┌──

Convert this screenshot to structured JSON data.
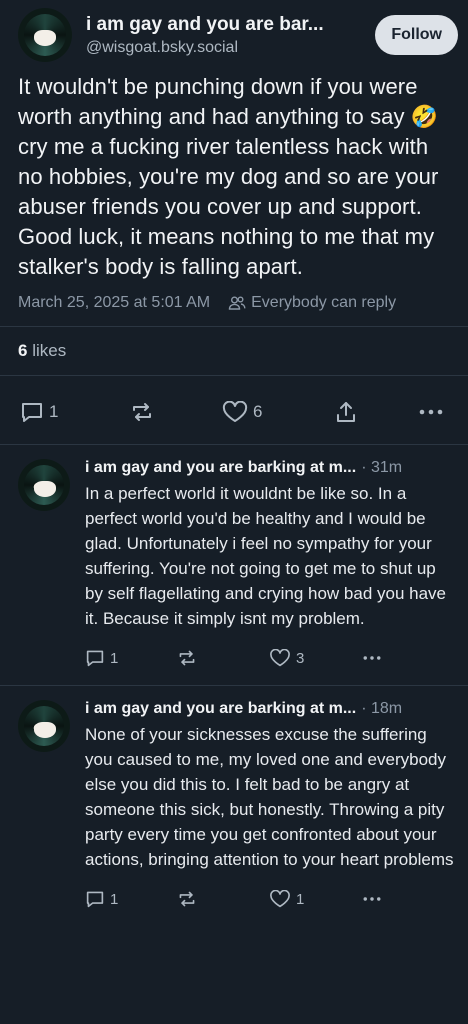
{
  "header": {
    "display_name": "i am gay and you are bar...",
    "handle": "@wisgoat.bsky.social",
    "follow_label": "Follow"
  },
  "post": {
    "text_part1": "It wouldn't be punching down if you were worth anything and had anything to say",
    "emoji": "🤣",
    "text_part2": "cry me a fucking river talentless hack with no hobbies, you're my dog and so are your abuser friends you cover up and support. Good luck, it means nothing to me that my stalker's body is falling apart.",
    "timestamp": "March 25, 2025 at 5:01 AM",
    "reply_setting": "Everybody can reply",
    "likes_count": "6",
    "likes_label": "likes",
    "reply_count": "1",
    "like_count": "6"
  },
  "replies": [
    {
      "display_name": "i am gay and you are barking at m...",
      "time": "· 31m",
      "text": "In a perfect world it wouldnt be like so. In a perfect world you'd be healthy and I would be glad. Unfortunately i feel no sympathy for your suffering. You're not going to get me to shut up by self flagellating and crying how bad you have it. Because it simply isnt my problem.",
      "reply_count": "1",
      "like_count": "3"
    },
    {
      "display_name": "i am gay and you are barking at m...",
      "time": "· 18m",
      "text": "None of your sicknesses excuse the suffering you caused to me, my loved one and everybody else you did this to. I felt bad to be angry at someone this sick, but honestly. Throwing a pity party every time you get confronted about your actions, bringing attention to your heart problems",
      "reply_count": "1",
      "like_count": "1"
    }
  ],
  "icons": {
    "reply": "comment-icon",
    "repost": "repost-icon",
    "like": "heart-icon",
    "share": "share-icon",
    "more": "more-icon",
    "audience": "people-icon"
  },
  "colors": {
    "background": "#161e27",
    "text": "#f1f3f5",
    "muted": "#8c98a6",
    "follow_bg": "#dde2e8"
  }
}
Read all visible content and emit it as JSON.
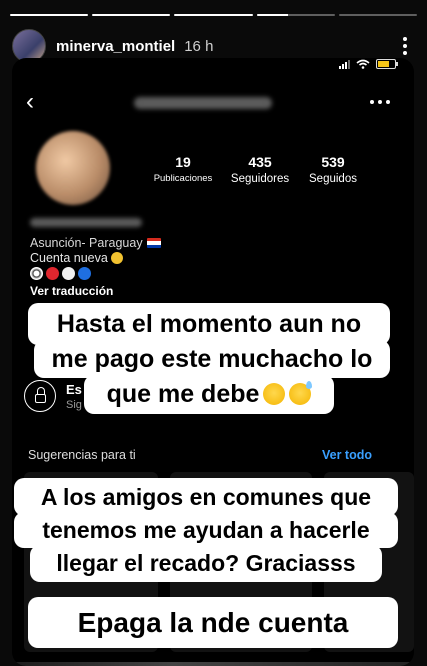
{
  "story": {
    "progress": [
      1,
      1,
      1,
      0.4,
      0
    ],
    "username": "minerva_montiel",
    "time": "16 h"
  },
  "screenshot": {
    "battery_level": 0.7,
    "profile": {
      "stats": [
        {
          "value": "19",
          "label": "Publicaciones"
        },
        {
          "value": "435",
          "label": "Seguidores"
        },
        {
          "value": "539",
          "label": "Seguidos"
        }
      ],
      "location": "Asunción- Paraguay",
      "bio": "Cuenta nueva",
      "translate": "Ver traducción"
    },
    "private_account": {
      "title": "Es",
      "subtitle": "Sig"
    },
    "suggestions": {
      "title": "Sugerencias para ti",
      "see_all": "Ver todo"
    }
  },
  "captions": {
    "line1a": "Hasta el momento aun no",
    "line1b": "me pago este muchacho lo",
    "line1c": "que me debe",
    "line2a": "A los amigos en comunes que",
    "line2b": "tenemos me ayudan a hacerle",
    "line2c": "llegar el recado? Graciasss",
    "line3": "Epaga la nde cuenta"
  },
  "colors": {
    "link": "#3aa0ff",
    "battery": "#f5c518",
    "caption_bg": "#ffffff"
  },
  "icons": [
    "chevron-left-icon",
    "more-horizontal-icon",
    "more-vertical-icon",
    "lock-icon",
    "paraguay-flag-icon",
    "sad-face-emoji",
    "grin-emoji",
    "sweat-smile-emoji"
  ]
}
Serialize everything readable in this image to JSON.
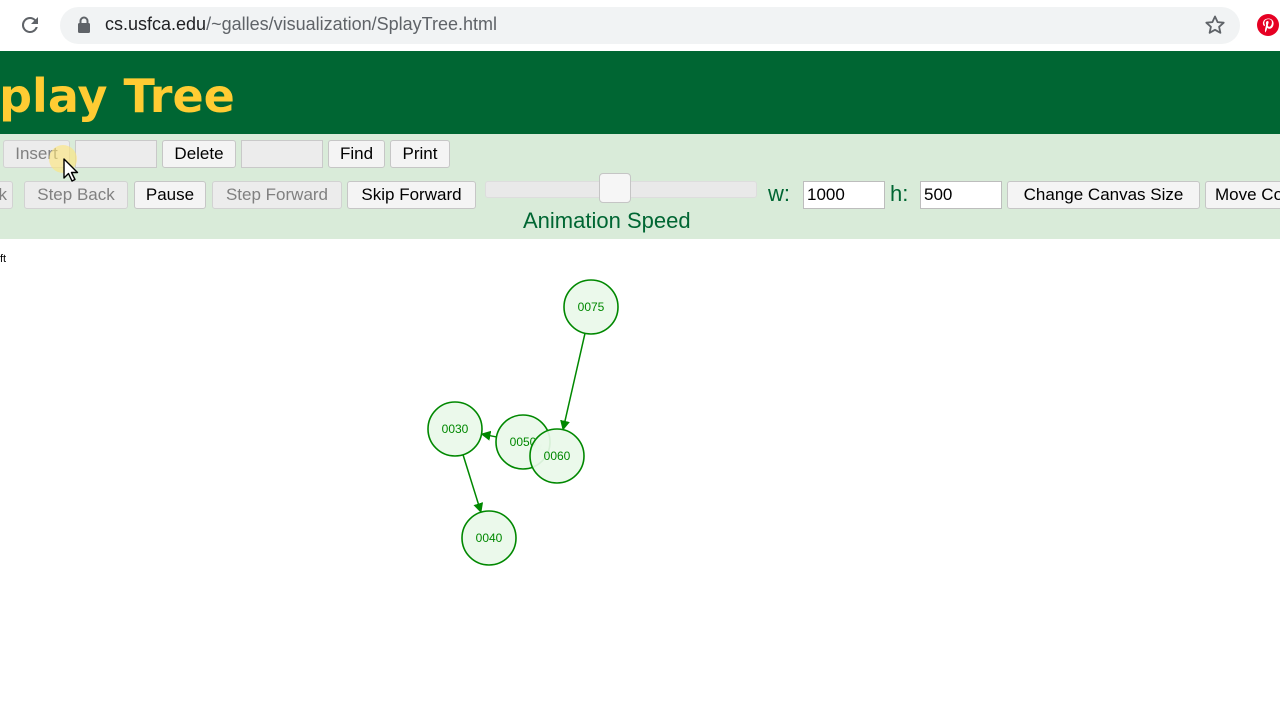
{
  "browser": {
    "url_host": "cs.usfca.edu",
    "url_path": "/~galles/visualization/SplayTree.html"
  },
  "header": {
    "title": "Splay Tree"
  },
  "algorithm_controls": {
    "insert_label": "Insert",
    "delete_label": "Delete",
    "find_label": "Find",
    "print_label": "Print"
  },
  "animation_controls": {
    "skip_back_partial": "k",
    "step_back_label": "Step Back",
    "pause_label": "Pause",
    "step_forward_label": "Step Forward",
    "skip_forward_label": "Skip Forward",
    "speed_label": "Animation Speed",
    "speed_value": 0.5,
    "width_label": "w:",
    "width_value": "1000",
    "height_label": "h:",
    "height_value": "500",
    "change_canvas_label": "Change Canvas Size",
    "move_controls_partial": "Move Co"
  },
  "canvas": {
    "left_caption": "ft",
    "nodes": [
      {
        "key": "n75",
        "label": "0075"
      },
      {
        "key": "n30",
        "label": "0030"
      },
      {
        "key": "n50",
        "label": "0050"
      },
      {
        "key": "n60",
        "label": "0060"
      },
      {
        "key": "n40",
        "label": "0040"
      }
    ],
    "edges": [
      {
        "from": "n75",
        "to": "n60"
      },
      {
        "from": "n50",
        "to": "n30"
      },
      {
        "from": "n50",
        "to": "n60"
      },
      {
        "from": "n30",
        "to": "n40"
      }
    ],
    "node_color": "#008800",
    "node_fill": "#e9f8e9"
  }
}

└──

WRITTEN TASK: Leave the pictures out, and transcribe each of the records exactly.

ANSWER:
Convert this screenshot to structured JSON data.
{
  "header": {
    "display_name": "i am gay and you are bar...",
    "handle": "@wisgoat.bsky.social",
    "follow_label": "Follow"
  },
  "post": {
    "text_part1": "It wouldn't be punching down if you were worth anything and had anything to say",
    "emoji": "🤣",
    "text_part2": "cry me a fucking river talentless hack with no hobbies, you're my dog and so are your abuser friends you cover up and support. Good luck, it means nothing to me that my stalker's body is falling apart.",
    "timestamp": "March 25, 2025 at 5:01 AM",
    "reply_setting": "Everybody can reply",
    "likes_count": "6",
    "likes_label": "likes",
    "reply_count": "1",
    "like_count": "6"
  },
  "replies": [
    {
      "display_name": "i am gay and you are barking at m...",
      "time": "· 31m",
      "text": "In a perfect world it wouldnt be like so. In a perfect world you'd be healthy and I would be glad. Unfortunately i feel no sympathy for your suffering. You're not going to get me to shut up by self flagellating and crying how bad you have it. Because it simply isnt my problem.",
      "reply_count": "1",
      "like_count": "3"
    },
    {
      "display_name": "i am gay and you are barking at m...",
      "time": "· 18m",
      "text": "None of your sicknesses excuse the suffering you caused to me, my loved one and everybody else you did this to. I felt bad to be angry at someone this sick, but honestly. Throwing a pity party every time you get confronted about your actions, bringing attention to your heart problems",
      "reply_count": "1",
      "like_count": "1"
    }
  ],
  "icons": {
    "reply": "comment-icon",
    "repost": "repost-icon",
    "like": "heart-icon",
    "share": "share-icon",
    "more": "more-icon",
    "audience": "people-icon"
  },
  "colors": {
    "background": "#161e27",
    "text": "#f1f3f5",
    "muted": "#8c98a6",
    "follow_bg": "#dde2e8"
  }
}
Read all visible content and emit it as JSON.
{
  "story": {
    "progress": [
      1,
      1,
      1,
      0.4,
      0
    ],
    "username": "minerva_montiel",
    "time": "16 h"
  },
  "screenshot": {
    "battery_level": 0.7,
    "profile": {
      "stats": [
        {
          "value": "19",
          "label": "Publicaciones"
        },
        {
          "value": "435",
          "label": "Seguidores"
        },
        {
          "value": "539",
          "label": "Seguidos"
        }
      ],
      "location": "Asunción- Paraguay",
      "bio": "Cuenta nueva",
      "translate": "Ver traducción"
    },
    "private_account": {
      "title": "Es",
      "subtitle": "Sig"
    },
    "suggestions": {
      "title": "Sugerencias para ti",
      "see_all": "Ver todo"
    }
  },
  "captions": {
    "line1a": "Hasta el momento aun no",
    "line1b": "me pago este muchacho lo",
    "line1c": "que me debe",
    "line2a": "A los amigos en comunes que",
    "line2b": "tenemos me ayudan a hacerle",
    "line2c": "llegar el recado? Graciasss",
    "line3": "Epaga la nde cuenta"
  },
  "colors": {
    "link": "#3aa0ff",
    "battery": "#f5c518",
    "caption_bg": "#ffffff"
  },
  "icons": [
    "chevron-left-icon",
    "more-horizontal-icon",
    "more-vertical-icon",
    "lock-icon",
    "paraguay-flag-icon",
    "sad-face-emoji",
    "grin-emoji",
    "sweat-smile-emoji"
  ]
}
Serialize everything readable in this image to JSON.
{
  "browser": {
    "url_host": "cs.usfca.edu",
    "url_path": "/~galles/visualization/SplayTree.html"
  },
  "header": {
    "title": "Splay Tree"
  },
  "algorithm_controls": {
    "insert_label": "Insert",
    "delete_label": "Delete",
    "find_label": "Find",
    "print_label": "Print"
  },
  "animation_controls": {
    "skip_back_partial": "k",
    "step_back_label": "Step Back",
    "pause_label": "Pause",
    "step_forward_label": "Step Forward",
    "skip_forward_label": "Skip Forward",
    "speed_label": "Animation Speed",
    "speed_value": 0.5,
    "width_label": "w:",
    "width_value": "1000",
    "height_label": "h:",
    "height_value": "500",
    "change_canvas_label": "Change Canvas Size",
    "move_controls_partial": "Move Co"
  },
  "canvas": {
    "left_caption": "ft",
    "nodes": [
      {
        "key": "n75",
        "label": "0075"
      },
      {
        "key": "n30",
        "label": "0030"
      },
      {
        "key": "n50",
        "label": "0050"
      },
      {
        "key": "n60",
        "label": "0060"
      },
      {
        "key": "n40",
        "label": "0040"
      }
    ],
    "edges": [
      {
        "from": "n75",
        "to": "n60"
      },
      {
        "from": "n50",
        "to": "n30"
      },
      {
        "from": "n50",
        "to": "n60"
      },
      {
        "from": "n30",
        "to": "n40"
      }
    ],
    "node_color": "#008800",
    "node_fill": "#e9f8e9"
  }
}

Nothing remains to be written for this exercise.